**What the exercise asks**
Identify the lines bearing the string "spiseskjeer" and gather them.

━━━━━━━━━━

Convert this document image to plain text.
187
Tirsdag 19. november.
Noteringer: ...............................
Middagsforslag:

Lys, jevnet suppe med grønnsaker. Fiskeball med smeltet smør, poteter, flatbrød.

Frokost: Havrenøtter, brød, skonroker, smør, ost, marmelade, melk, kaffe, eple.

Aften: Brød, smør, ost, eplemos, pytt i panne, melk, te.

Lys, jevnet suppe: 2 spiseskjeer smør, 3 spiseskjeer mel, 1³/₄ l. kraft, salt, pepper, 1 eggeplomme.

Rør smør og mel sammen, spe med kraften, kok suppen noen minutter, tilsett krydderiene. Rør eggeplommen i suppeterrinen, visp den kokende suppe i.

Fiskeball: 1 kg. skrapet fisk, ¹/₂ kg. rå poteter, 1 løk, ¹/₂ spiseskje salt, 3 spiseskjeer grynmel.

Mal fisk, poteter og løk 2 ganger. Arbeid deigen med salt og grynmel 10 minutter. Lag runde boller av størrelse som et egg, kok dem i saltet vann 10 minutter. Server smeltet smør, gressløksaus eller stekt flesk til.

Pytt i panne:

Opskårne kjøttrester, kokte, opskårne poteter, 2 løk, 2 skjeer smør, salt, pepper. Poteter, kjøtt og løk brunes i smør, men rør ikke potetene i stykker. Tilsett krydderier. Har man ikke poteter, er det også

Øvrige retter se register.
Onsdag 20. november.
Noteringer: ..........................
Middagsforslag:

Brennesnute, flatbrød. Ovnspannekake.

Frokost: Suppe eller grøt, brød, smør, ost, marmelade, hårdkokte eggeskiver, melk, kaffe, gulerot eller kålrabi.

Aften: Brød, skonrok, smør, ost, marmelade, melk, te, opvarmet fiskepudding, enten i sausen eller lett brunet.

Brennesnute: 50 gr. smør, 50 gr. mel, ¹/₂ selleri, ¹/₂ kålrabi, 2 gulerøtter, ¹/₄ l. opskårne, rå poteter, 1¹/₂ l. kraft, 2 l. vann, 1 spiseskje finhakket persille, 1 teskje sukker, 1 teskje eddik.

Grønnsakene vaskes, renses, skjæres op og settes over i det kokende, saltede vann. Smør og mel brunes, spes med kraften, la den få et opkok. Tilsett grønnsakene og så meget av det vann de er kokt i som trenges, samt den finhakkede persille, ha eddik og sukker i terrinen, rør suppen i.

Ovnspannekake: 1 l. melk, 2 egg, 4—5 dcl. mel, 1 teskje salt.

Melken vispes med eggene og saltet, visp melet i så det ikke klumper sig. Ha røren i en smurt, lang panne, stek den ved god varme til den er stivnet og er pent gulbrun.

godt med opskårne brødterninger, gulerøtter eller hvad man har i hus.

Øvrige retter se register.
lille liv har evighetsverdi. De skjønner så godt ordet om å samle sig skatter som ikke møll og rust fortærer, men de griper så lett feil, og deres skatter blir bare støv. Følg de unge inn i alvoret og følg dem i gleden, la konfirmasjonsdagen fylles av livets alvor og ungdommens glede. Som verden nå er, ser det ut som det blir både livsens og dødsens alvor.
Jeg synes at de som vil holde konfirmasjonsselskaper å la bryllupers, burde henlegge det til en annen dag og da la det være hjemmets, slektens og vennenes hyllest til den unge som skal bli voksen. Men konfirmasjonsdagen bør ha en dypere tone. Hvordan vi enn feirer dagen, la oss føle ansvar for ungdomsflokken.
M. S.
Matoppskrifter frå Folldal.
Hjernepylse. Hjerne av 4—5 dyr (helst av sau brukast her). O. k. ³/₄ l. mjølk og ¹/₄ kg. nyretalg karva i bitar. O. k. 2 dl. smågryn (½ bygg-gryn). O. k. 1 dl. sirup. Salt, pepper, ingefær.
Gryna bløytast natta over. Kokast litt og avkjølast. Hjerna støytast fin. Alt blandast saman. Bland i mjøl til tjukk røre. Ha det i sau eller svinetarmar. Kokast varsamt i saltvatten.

━━━━━━━━━━

**Written reply**
Lys, jevnet suppe: 2 spiseskjeer smør, 3 spiseskjeer mel, 1³/₄ l. kraft, salt, pepper, 1 eggeplomme.
Fiskeball: 1 kg. skrapet fisk, ¹/₂ kg. rå poteter, 1 løk, ¹/₂ spiseskje salt, 3 spiseskjeer grynmel.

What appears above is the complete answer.